§ **Problem details**
Extract all lines containing "triangle".

***** Available data *****

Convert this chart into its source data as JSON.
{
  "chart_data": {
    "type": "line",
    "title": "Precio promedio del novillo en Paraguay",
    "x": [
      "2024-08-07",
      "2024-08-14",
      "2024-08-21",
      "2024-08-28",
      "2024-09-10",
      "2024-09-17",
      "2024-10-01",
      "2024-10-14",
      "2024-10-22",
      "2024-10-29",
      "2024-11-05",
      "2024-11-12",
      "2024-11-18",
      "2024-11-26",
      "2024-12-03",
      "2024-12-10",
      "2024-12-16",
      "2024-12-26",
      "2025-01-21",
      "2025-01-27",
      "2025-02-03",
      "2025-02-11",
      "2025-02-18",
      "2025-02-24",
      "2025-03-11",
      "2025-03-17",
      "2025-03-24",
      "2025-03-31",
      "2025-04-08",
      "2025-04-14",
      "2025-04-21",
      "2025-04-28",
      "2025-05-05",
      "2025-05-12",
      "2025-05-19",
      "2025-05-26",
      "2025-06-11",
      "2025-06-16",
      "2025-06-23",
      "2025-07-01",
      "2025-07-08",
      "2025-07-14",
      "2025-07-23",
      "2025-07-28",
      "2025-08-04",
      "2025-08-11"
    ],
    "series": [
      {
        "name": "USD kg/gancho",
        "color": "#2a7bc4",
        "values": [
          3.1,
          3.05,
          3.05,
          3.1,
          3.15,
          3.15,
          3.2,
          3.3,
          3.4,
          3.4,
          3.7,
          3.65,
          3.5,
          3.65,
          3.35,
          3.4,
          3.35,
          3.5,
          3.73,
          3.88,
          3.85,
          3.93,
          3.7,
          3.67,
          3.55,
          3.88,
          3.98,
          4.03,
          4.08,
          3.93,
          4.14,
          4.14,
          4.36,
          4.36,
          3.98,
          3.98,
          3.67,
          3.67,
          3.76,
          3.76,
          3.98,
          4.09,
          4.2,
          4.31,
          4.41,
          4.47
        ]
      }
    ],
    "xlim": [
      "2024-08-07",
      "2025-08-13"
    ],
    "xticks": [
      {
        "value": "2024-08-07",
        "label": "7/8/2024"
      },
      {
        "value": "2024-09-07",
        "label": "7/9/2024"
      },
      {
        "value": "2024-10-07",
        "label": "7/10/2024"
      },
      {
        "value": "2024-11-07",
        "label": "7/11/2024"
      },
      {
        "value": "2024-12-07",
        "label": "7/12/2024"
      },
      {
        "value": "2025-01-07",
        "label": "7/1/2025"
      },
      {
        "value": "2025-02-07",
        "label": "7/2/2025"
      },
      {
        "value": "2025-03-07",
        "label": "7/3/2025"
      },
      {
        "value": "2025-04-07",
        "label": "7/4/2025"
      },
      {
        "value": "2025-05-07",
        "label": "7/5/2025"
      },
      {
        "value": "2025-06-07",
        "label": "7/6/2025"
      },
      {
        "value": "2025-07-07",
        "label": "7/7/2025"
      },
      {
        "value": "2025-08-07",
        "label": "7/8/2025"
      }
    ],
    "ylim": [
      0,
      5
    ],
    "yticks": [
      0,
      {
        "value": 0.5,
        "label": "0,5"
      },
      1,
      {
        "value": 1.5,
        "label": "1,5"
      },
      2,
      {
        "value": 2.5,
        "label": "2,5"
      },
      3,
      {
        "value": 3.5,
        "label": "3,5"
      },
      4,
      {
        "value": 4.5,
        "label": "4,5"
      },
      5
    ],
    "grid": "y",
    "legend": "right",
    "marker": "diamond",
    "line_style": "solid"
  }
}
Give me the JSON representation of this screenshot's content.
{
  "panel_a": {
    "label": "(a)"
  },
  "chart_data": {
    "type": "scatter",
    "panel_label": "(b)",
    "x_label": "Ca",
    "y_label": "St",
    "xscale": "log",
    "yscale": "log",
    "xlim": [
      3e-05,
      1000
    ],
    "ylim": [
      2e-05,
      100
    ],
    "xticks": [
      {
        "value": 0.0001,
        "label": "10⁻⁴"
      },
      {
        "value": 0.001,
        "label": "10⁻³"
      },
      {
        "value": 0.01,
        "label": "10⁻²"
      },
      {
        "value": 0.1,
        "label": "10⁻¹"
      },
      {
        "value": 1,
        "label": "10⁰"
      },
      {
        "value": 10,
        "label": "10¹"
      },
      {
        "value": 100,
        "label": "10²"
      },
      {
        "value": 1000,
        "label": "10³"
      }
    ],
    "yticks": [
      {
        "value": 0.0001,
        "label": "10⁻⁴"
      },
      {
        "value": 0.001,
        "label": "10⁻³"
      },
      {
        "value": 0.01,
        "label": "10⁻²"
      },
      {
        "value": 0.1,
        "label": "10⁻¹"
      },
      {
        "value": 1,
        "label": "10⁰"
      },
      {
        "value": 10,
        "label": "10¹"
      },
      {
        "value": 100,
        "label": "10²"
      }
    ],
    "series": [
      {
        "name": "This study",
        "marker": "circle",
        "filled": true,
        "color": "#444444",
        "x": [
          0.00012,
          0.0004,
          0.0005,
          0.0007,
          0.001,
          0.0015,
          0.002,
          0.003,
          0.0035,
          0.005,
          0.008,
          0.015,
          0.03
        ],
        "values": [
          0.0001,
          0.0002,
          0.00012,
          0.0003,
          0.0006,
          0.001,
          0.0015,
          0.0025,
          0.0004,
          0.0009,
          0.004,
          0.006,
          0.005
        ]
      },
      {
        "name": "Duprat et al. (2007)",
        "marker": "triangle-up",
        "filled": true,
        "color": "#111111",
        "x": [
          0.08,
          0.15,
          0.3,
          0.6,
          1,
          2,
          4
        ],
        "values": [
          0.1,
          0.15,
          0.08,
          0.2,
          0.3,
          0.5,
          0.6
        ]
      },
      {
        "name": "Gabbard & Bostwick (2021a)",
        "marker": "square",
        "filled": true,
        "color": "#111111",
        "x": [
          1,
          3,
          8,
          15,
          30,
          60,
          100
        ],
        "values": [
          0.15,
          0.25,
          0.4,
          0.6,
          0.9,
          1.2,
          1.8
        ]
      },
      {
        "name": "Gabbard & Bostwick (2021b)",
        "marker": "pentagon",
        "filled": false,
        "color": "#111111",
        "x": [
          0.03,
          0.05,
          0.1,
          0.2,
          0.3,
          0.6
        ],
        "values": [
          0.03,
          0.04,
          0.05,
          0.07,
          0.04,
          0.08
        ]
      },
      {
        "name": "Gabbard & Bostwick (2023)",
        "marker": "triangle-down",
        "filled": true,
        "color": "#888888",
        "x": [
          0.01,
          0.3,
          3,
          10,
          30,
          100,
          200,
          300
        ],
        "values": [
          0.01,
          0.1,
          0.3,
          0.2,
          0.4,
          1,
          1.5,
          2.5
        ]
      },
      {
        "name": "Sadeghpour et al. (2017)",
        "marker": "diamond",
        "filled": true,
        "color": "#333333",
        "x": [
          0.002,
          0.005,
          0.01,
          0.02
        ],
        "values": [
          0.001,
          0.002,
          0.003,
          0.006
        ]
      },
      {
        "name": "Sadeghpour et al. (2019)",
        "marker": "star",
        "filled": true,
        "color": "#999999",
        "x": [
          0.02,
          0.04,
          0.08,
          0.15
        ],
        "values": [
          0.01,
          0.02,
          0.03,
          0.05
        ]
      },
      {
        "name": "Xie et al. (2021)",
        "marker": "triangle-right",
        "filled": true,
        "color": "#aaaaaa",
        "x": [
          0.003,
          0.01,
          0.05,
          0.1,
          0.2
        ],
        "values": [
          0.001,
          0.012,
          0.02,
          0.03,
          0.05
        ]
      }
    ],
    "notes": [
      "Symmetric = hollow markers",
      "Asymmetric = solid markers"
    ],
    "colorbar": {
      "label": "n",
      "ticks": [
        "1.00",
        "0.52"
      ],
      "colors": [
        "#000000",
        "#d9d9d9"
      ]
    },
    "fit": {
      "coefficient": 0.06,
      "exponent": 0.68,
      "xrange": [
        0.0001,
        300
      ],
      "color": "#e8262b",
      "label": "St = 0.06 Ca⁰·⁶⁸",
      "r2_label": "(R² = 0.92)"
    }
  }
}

*****

§ **The solution**
        "marker": "triangle-up",
        "marker": "triangle-down",
        "marker": "triangle-right",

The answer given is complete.